- _Element and region listings_:
◇ ◇ ◇
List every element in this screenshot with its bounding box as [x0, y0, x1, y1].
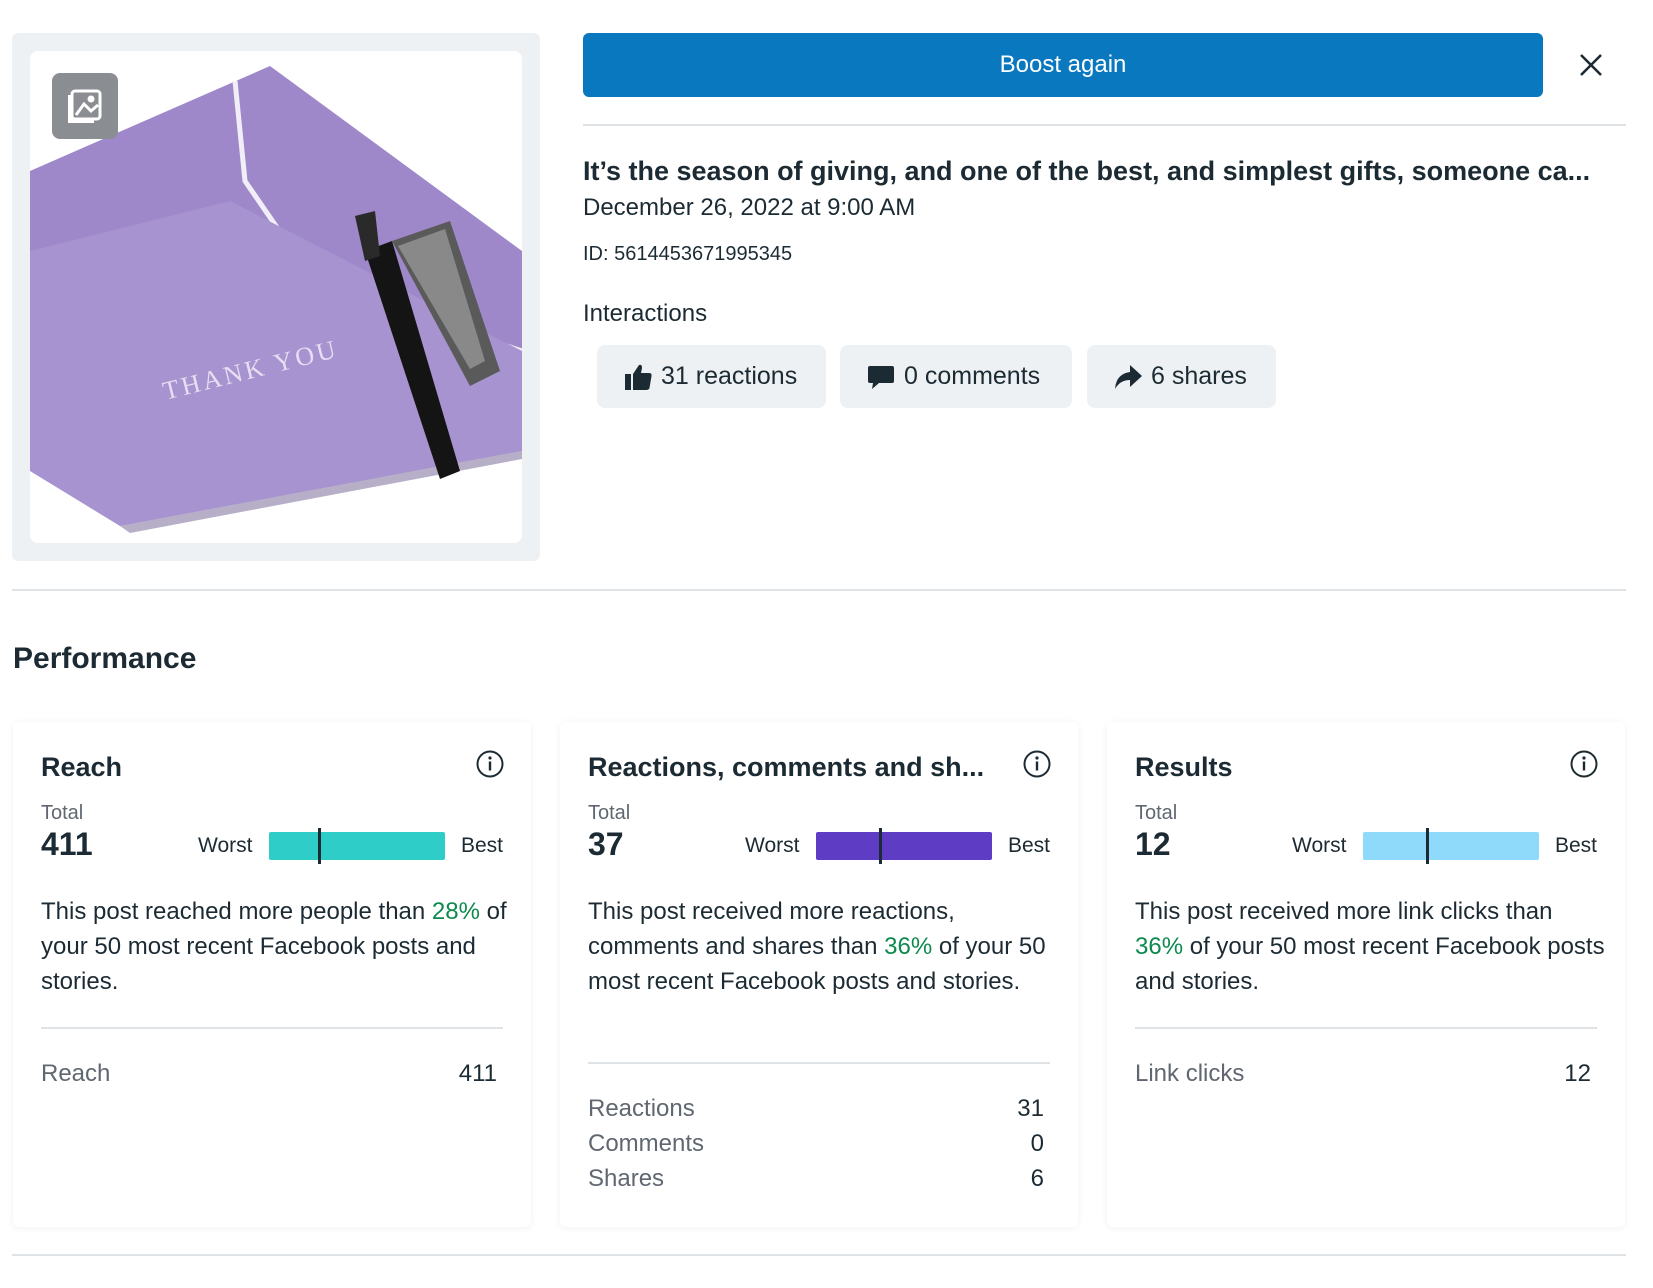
- comments-count: 0 comments: [904, 362, 1041, 390]
- desc-text: This post received more link clicks than: [1135, 898, 1553, 925]
- post-date: December 26, 2022 at 9:00 AM: [583, 194, 916, 221]
- post-image: THANK YOU: [30, 51, 522, 543]
- percentile-marker: [879, 828, 883, 864]
- metric-value: 411: [458, 1060, 497, 1087]
- metric-row: Shares 6: [588, 1165, 1044, 1199]
- metric-value: 6: [1030, 1165, 1044, 1192]
- percentile-marker: [318, 828, 322, 864]
- percentile-marker: [1426, 828, 1430, 864]
- comments-pill[interactable]: 0 comments: [840, 345, 1072, 408]
- divider: [12, 1254, 1626, 1256]
- boost-again-button[interactable]: Boost again: [583, 33, 1543, 97]
- reach-card: Reach Total 411 Worst Best This post rea…: [13, 722, 531, 1227]
- shares-count: 6 shares: [1151, 362, 1247, 390]
- worst-label: Worst: [198, 834, 253, 857]
- metric-value: 0: [1030, 1130, 1044, 1157]
- percentile-bar: [1363, 828, 1539, 864]
- share-arrow-icon: [1115, 364, 1142, 389]
- performance-description: This post received more link clicks than…: [1135, 894, 1605, 999]
- interactions-heading: Interactions: [583, 300, 708, 327]
- results-card: Results Total 12 Worst Best This post re…: [1107, 722, 1625, 1227]
- metric-label: Reactions: [588, 1095, 695, 1122]
- percentile-bar: [269, 828, 445, 864]
- metric-label: Comments: [588, 1130, 705, 1157]
- info-icon[interactable]: [475, 749, 505, 779]
- performance-description: This post reached more people than 28% o…: [41, 894, 511, 999]
- percentile-bar: [816, 828, 992, 864]
- shares-pill[interactable]: 6 shares: [1087, 345, 1276, 408]
- metric-row: Comments 0: [588, 1130, 1044, 1164]
- desc-text: of your 50 most recent Facebook posts an…: [1135, 933, 1605, 995]
- reactions-pill[interactable]: 31 reactions: [597, 345, 826, 408]
- worst-label: Worst: [1292, 834, 1347, 857]
- desc-text: This post reached more people than: [41, 898, 432, 925]
- best-label: Best: [460, 834, 503, 857]
- desc-text: of your 50 most recent Facebook posts an…: [41, 898, 507, 995]
- divider: [583, 124, 1626, 126]
- metric-row: Reactions 31: [588, 1095, 1044, 1129]
- metric-label: Reach: [41, 1060, 111, 1087]
- divider: [12, 589, 1626, 591]
- metric-row: Reach 411: [41, 1060, 497, 1094]
- best-label: Best: [1554, 834, 1597, 857]
- engagement-card: Reactions, comments and sh... Total 37 W…: [560, 722, 1078, 1227]
- metric-label: Link clicks: [1135, 1060, 1245, 1087]
- info-icon[interactable]: [1569, 749, 1599, 779]
- post-title: It’s the season of giving, and one of th…: [583, 156, 1591, 186]
- desc-text: of your 50 most recent Facebook posts an…: [588, 933, 1046, 995]
- post-id: ID: 5614453671995345: [583, 243, 793, 265]
- card-title: Reach: [41, 752, 123, 782]
- reactions-count: 31 reactions: [661, 362, 798, 390]
- best-label: Best: [1007, 834, 1050, 857]
- photo-type-icon: [52, 73, 118, 139]
- thumbs-up-icon: [625, 364, 652, 390]
- divider: [41, 1027, 503, 1029]
- metric-value: 12: [1564, 1060, 1591, 1087]
- card-title: Results: [1135, 752, 1233, 782]
- metric-value: 31: [1017, 1095, 1044, 1122]
- divider: [1135, 1027, 1597, 1029]
- total-value: 37: [588, 826, 624, 862]
- post-thumbnail-frame: THANK YOU: [12, 33, 540, 561]
- close-icon[interactable]: [1570, 44, 1612, 86]
- performance-heading: Performance: [13, 642, 197, 675]
- info-icon[interactable]: [1022, 749, 1052, 779]
- divider: [588, 1062, 1050, 1064]
- percentile-value: 36%: [1135, 933, 1184, 960]
- total-label: Total: [588, 802, 631, 824]
- total-value: 12: [1135, 826, 1171, 862]
- total-label: Total: [41, 802, 84, 824]
- metric-row: Link clicks 12: [1135, 1060, 1591, 1094]
- percentile-value: 28%: [431, 898, 480, 925]
- worst-label: Worst: [745, 834, 800, 857]
- performance-description: This post received more reactions, comme…: [588, 894, 1058, 999]
- metric-label: Shares: [588, 1165, 665, 1192]
- desc-text: This post received more reactions, comme…: [588, 898, 955, 960]
- card-title: Reactions, comments and sh...: [588, 752, 985, 782]
- total-label: Total: [1135, 802, 1178, 824]
- total-value: 411: [41, 826, 93, 862]
- comment-icon: [868, 365, 894, 389]
- percentile-value: 36%: [884, 933, 933, 960]
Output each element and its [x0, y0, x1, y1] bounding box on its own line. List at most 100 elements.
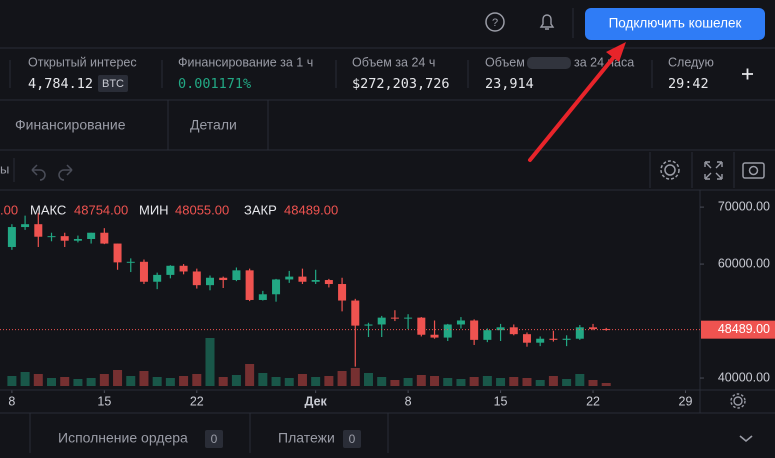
- volume-bar: [33, 374, 43, 386]
- candle-body: [166, 265, 175, 275]
- settings-icon[interactable]: [664, 164, 676, 176]
- x-tick-label: 29: [679, 394, 693, 408]
- candle-body: [219, 277, 228, 281]
- candle-body: [47, 236, 56, 238]
- volume-bar: [363, 373, 373, 386]
- candle-body: [575, 327, 584, 339]
- candle-body: [272, 279, 281, 295]
- connect-wallet-button[interactable]: [585, 8, 765, 40]
- volume-bar: [152, 377, 162, 386]
- redo-icon[interactable]: [58, 164, 73, 181]
- volume-bar: [139, 371, 149, 386]
- last-price-label: 48489.00: [718, 322, 770, 336]
- stat-value: 0.001171%: [178, 76, 251, 92]
- volume-bar: [535, 380, 545, 386]
- stat-value: $272,203,726: [352, 76, 450, 92]
- candle-body: [522, 334, 531, 343]
- candle-body: [34, 224, 43, 237]
- stat-label: Объем: [485, 55, 525, 69]
- volume-bar: [337, 371, 347, 386]
- camera-icon[interactable]: [742, 162, 765, 179]
- candle-body: [377, 317, 386, 325]
- candle-body: [126, 261, 135, 263]
- x-tick-label: 22: [190, 394, 204, 408]
- volume-bar: [192, 374, 202, 386]
- help-icon[interactable]: [485, 12, 505, 32]
- x-tick-label: 15: [97, 394, 111, 408]
- volume-bar: [311, 377, 321, 386]
- candle-body: [404, 317, 413, 319]
- stat-label: Следую: [668, 55, 714, 69]
- candle-body: [258, 294, 267, 300]
- candle-body: [589, 327, 598, 330]
- volume-bar: [218, 377, 228, 386]
- ohlc-value: 48754.00: [74, 202, 128, 217]
- candle-body: [338, 284, 347, 301]
- candlestick-chart: 70000.00 60000.00 40000.00 8 15 22 Дек 8 15 22 29 4…: [0, 190, 775, 413]
- undo-icon[interactable]: [31, 164, 46, 181]
- axis-settings-icon[interactable]: [733, 396, 743, 406]
- ohlc-label: МАКС: [30, 202, 66, 217]
- volume-bar: [469, 377, 479, 386]
- candle-body: [549, 338, 558, 340]
- candle-body: [192, 271, 201, 286]
- volume-bar: [86, 378, 96, 386]
- x-tick-label: 8: [405, 394, 412, 408]
- candle-body: [285, 276, 294, 280]
- volume-bar: [99, 374, 109, 386]
- y-tick-label: 60000.00: [718, 256, 770, 270]
- ohlc-value: .00: [0, 202, 18, 217]
- volume-bar: [403, 378, 413, 386]
- tab[interactable]: Детали: [190, 117, 237, 133]
- collapse-icon[interactable]: [739, 435, 753, 443]
- volume-bar: [430, 376, 440, 386]
- fullscreen-icon[interactable]: [704, 161, 723, 180]
- camera-lens: [748, 165, 759, 176]
- ohlc-value: 48055.00: [175, 202, 229, 217]
- stat-value: 23,914: [485, 76, 534, 92]
- help-glyph: ?: [492, 17, 498, 29]
- volume-bar: [416, 375, 426, 386]
- badge: [205, 430, 223, 448]
- bell-icon[interactable]: [539, 14, 555, 30]
- stat-value: 29:42: [668, 76, 709, 92]
- volume-bar: [456, 379, 466, 386]
- stat-value: 4,784.12: [28, 76, 93, 92]
- candle-body: [311, 280, 320, 282]
- volume-bar: [575, 374, 585, 386]
- candle-body: [496, 327, 505, 331]
- bottom-tab[interactable]: Платежи: [278, 430, 335, 446]
- volume-bar: [443, 378, 453, 386]
- volume-bar: [297, 374, 307, 386]
- add-button[interactable]: [742, 68, 753, 80]
- candle-body: [364, 324, 373, 326]
- candle-body: [73, 239, 82, 241]
- volume-bar: [73, 379, 83, 386]
- tab[interactable]: Финансирование: [15, 117, 126, 133]
- candle-body: [324, 280, 333, 285]
- volume-bar: [390, 380, 400, 386]
- candle-body: [206, 277, 214, 286]
- volume-bar: [377, 377, 387, 386]
- candle-body: [153, 274, 162, 282]
- volume-bar: [113, 370, 123, 386]
- toolbar-text: ы: [0, 161, 9, 176]
- badge-text: 0: [211, 432, 218, 446]
- candle-body: [232, 270, 241, 281]
- candle-body: [21, 224, 30, 228]
- annotation-arrow: [528, 50, 620, 162]
- candle-body: [113, 243, 122, 263]
- y-tick-label: 70000.00: [718, 199, 770, 213]
- volume-bar: [7, 376, 17, 386]
- stat-label: Открытый интерес: [28, 55, 137, 69]
- volume-bar: [258, 373, 268, 386]
- volume-bar: [284, 378, 294, 386]
- x-tick-label: Дек: [305, 394, 328, 408]
- stat-label: Финансирование за 1 ч: [178, 55, 313, 69]
- volume-bar: [350, 368, 360, 386]
- connect-wallet-label: Подключить кошелек: [609, 16, 742, 31]
- bottom-tab[interactable]: Исполнение ордера: [58, 430, 188, 446]
- candle-body: [139, 261, 148, 282]
- volume-bar: [588, 380, 598, 386]
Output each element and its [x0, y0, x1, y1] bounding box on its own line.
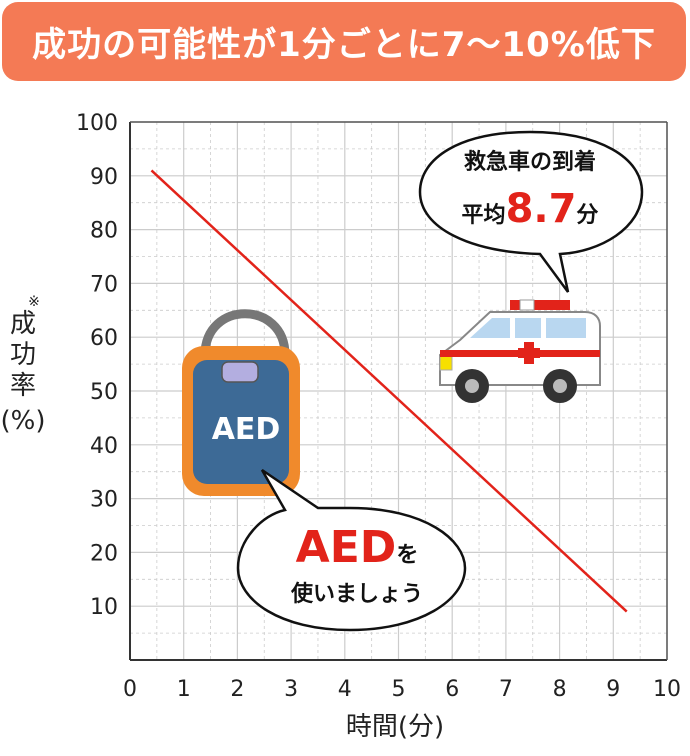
x-tick-label: 5	[392, 677, 406, 702]
ambulance-bubble-value: 8.7	[505, 186, 577, 232]
x-tick-label: 2	[230, 677, 244, 702]
x-tick-label: 3	[284, 677, 298, 702]
series-lines	[150, 169, 628, 613]
aed-bubble-small: を	[396, 543, 419, 568]
ambulance-bubble-suffix: 分	[576, 203, 599, 228]
x-tick-label: 1	[177, 677, 191, 702]
y-tick-label: 100	[76, 111, 118, 136]
aed-speech-bubble	[236, 468, 467, 632]
x-tick-label: 0	[123, 677, 137, 702]
x-tick-label: 9	[606, 677, 620, 702]
series-line	[150, 169, 628, 613]
aed-device-icon	[182, 309, 300, 496]
aed-bubble-line2: 使いましょう	[290, 582, 423, 607]
ambulance-icon	[439, 299, 601, 403]
y-tick-label: 70	[90, 272, 118, 297]
y-tick-label: 30	[90, 488, 118, 513]
x-axis-label: 時間(分)	[345, 712, 445, 742]
ambulance-bubble-line1: 救急車の到着	[463, 150, 596, 175]
title-banner: 成功の可能性が1分ごとに7～10%低下	[2, 2, 686, 81]
x-tick-label: 10	[653, 677, 681, 702]
ambulance-speech-bubble	[418, 130, 644, 293]
aed-bubble-line1: AEDを	[262, 522, 452, 573]
y-tick-label: 60	[90, 326, 118, 351]
x-tick-label: 8	[553, 677, 567, 702]
y-tick-label: 10	[90, 595, 118, 620]
ambulance-bubble-line2: 平均8.7分	[430, 186, 630, 232]
x-tick-label: 4	[338, 677, 352, 702]
y-tick-label: 90	[90, 165, 118, 190]
y-tick-label: 50	[90, 380, 118, 405]
x-tick-label: 7	[499, 677, 513, 702]
aed-bubble-big: AED	[295, 522, 397, 573]
axes	[129, 121, 668, 661]
x-tick-label: 6	[445, 677, 459, 702]
y-axis-label-unit: (%)	[0, 406, 46, 436]
y-tick-label: 80	[90, 219, 118, 244]
y-axis-label-mark: ※	[28, 294, 40, 310]
y-tick-label: 20	[90, 541, 118, 566]
tick-labels: 10 20 30 40 50 60 70 80 90 100 0 1 2 3 4 5 6 7 8 9 10	[76, 111, 681, 702]
y-axis-label-char-3: 率	[9, 371, 36, 401]
y-axis-label-char-1: 成	[9, 309, 36, 339]
ambulance-bubble-prefix: 平均	[461, 203, 506, 228]
aed-device-label: AED	[211, 412, 281, 447]
y-axis-label-char-2: 功	[9, 340, 36, 370]
y-tick-label: 40	[90, 434, 118, 459]
y-axis-label: ※ 成 功 率 (%)	[0, 295, 46, 440]
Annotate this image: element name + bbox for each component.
◇ ◇ ◇
- _Problem_:
Can you output every line from the one containing "- comments-count: 0" down to the one containing "- worst-label: Worst: [1292, 834, 1347, 857]", both included, reproducing each line without any change?

- _Result of this task_:
- comments-count: 0 comments: [904, 362, 1041, 390]
- desc-text: This post received more link clicks than: [1135, 898, 1553, 925]
- post-date: December 26, 2022 at 9:00 AM: [583, 194, 916, 221]
- post-image: THANK YOU: [30, 51, 522, 543]
- percentile-marker: [879, 828, 883, 864]
- metric-value: 411: [458, 1060, 497, 1087]
- metric-row: Shares 6: [588, 1165, 1044, 1199]
- metric-value: 6: [1030, 1165, 1044, 1192]
- percentile-marker: [318, 828, 322, 864]
- percentile-marker: [1426, 828, 1430, 864]
- comments-pill[interactable]: 0 comments: [840, 345, 1072, 408]
- divider: [12, 1254, 1626, 1256]
- boost-again-button[interactable]: Boost again: [583, 33, 1543, 97]
- reach-card: Reach Total 411 Worst Best This post rea…: [13, 722, 531, 1227]
- shares-count: 6 shares: [1151, 362, 1247, 390]
- worst-label: Worst: [198, 834, 253, 857]
- metric-value: 0: [1030, 1130, 1044, 1157]
- percentile-bar: [1363, 828, 1539, 864]
- share-arrow-icon: [1115, 364, 1142, 389]
- performance-description: This post received more link clicks than…: [1135, 894, 1605, 999]
- interactions-heading: Interactions: [583, 300, 708, 327]
- results-card: Results Total 12 Worst Best This post re…: [1107, 722, 1625, 1227]
- metric-label: Reactions: [588, 1095, 695, 1122]
- percentile-bar: [269, 828, 445, 864]
- metric-label: Comments: [588, 1130, 705, 1157]
- info-icon[interactable]: [475, 749, 505, 779]
- performance-description: This post reached more people than 28% o…: [41, 894, 511, 999]
- percentile-bar: [816, 828, 992, 864]
- shares-pill[interactable]: 6 shares: [1087, 345, 1276, 408]
- metric-row: Comments 0: [588, 1130, 1044, 1164]
- desc-text: of your 50 most recent Facebook posts an…: [1135, 933, 1605, 995]
- reactions-pill[interactable]: 31 reactions: [597, 345, 826, 408]
- worst-label: Worst: [1292, 834, 1347, 857]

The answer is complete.